## Begin Records shown

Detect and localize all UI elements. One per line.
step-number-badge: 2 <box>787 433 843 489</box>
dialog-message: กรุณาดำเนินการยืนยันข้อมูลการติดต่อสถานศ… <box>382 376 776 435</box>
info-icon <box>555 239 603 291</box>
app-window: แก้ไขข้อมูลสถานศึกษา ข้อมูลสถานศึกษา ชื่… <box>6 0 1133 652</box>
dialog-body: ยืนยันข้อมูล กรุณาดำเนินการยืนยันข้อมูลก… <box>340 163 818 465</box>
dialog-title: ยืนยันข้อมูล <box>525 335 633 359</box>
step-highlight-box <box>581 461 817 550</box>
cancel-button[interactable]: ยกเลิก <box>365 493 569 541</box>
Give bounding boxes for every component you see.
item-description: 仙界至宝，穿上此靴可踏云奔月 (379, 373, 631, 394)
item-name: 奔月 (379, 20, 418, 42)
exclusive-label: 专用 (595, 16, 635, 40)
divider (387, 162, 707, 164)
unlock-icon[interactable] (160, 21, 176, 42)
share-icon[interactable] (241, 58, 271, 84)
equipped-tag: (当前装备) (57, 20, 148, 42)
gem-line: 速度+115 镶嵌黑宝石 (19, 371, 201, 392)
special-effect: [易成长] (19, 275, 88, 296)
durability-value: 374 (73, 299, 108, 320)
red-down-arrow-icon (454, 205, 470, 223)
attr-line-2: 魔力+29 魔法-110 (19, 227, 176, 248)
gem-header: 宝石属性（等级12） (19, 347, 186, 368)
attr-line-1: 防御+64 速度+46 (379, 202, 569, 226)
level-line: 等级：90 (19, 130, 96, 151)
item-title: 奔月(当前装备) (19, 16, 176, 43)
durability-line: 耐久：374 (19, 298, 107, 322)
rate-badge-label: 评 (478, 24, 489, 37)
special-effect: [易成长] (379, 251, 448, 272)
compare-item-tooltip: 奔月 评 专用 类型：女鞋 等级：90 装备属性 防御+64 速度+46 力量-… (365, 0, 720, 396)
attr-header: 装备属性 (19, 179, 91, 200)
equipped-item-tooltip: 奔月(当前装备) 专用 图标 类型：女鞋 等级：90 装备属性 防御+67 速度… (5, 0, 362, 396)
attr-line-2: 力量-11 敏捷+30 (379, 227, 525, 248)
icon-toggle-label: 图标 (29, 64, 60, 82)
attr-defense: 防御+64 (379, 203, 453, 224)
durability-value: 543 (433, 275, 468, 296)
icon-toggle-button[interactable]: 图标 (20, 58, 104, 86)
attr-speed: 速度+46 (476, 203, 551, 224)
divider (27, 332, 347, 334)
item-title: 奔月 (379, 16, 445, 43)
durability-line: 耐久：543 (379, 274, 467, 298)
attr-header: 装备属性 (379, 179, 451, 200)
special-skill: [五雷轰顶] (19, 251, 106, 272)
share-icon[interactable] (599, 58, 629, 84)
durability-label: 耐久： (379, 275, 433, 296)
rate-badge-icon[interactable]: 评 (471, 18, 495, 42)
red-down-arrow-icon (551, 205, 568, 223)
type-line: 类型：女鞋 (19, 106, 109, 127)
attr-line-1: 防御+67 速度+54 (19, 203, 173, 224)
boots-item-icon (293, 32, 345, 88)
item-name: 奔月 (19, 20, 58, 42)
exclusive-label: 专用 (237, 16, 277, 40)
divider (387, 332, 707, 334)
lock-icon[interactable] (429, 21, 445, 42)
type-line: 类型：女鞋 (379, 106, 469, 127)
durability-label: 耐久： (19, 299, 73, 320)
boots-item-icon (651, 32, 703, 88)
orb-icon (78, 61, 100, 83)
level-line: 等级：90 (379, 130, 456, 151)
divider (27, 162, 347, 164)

## End Records shown

Rewrite all the records with every instance of "divider" changed to "separator-line", keeping everything else as it is.

_The solution_.
Detect and localize all UI elements. One per line.
step-number-badge: 2 <box>787 433 843 489</box>
dialog-message: กรุณาดำเนินการยืนยันข้อมูลการติดต่อสถานศ… <box>382 376 776 435</box>
info-icon <box>555 239 603 291</box>
app-window: แก้ไขข้อมูลสถานศึกษา ข้อมูลสถานศึกษา ชื่… <box>6 0 1133 652</box>
dialog-body: ยืนยันข้อมูล กรุณาดำเนินการยืนยันข้อมูลก… <box>340 163 818 465</box>
dialog-title: ยืนยันข้อมูล <box>525 335 633 359</box>
step-highlight-box <box>581 461 817 550</box>
cancel-button[interactable]: ยกเลิก <box>365 493 569 541</box>
Give bounding boxes for every component you see.
item-description: 仙界至宝，穿上此靴可踏云奔月 (379, 373, 631, 394)
item-name: 奔月 (379, 20, 418, 42)
exclusive-label: 专用 (595, 16, 635, 40)
separator-line (387, 162, 707, 164)
unlock-icon[interactable] (160, 21, 176, 42)
share-icon[interactable] (241, 58, 271, 84)
equipped-tag: (当前装备) (57, 20, 148, 42)
gem-line: 速度+115 镶嵌黑宝石 (19, 371, 201, 392)
special-effect: [易成长] (19, 275, 88, 296)
durability-value: 374 (73, 299, 108, 320)
red-down-arrow-icon (454, 205, 470, 223)
attr-line-2: 魔力+29 魔法-110 (19, 227, 176, 248)
gem-header: 宝石属性（等级12） (19, 347, 186, 368)
attr-line-1: 防御+64 速度+46 (379, 202, 569, 226)
level-line: 等级：90 (19, 130, 96, 151)
item-title: 奔月(当前装备) (19, 16, 176, 43)
durability-line: 耐久：374 (19, 298, 107, 322)
rate-badge-label: 评 (478, 24, 489, 37)
special-effect: [易成长] (379, 251, 448, 272)
compare-item-tooltip: 奔月 评 专用 类型：女鞋 等级：90 装备属性 防御+64 速度+46 力量-… (365, 0, 720, 396)
attr-header: 装备属性 (19, 179, 91, 200)
equipped-item-tooltip: 奔月(当前装备) 专用 图标 类型：女鞋 等级：90 装备属性 防御+67 速度… (5, 0, 362, 396)
attr-line-2: 力量-11 敏捷+30 (379, 227, 525, 248)
icon-toggle-label: 图标 (29, 64, 60, 82)
attr-defense: 防御+64 (379, 203, 453, 224)
durability-value: 543 (433, 275, 468, 296)
icon-toggle-button[interactable]: 图标 (20, 58, 104, 86)
attr-speed: 速度+46 (476, 203, 551, 224)
separator-line (27, 332, 347, 334)
item-title: 奔月 (379, 16, 445, 43)
durability-line: 耐久：543 (379, 274, 467, 298)
attr-header: 装备属性 (379, 179, 451, 200)
special-skill: [五雷轰顶] (19, 251, 106, 272)
share-icon[interactable] (599, 58, 629, 84)
durability-label: 耐久： (379, 275, 433, 296)
rate-badge-icon[interactable]: 评 (471, 18, 495, 42)
red-down-arrow-icon (551, 205, 568, 223)
type-line: 类型：女鞋 (19, 106, 109, 127)
attr-line-1: 防御+67 速度+54 (19, 203, 173, 224)
boots-item-icon (293, 32, 345, 88)
item-name: 奔月 (19, 20, 58, 42)
exclusive-label: 专用 (237, 16, 277, 40)
separator-line (387, 332, 707, 334)
lock-icon[interactable] (429, 21, 445, 42)
type-line: 类型：女鞋 (379, 106, 469, 127)
durability-label: 耐久： (19, 299, 73, 320)
boots-item-icon (651, 32, 703, 88)
orb-icon (78, 61, 100, 83)
level-line: 等级：90 (379, 130, 456, 151)
separator-line (27, 162, 347, 164)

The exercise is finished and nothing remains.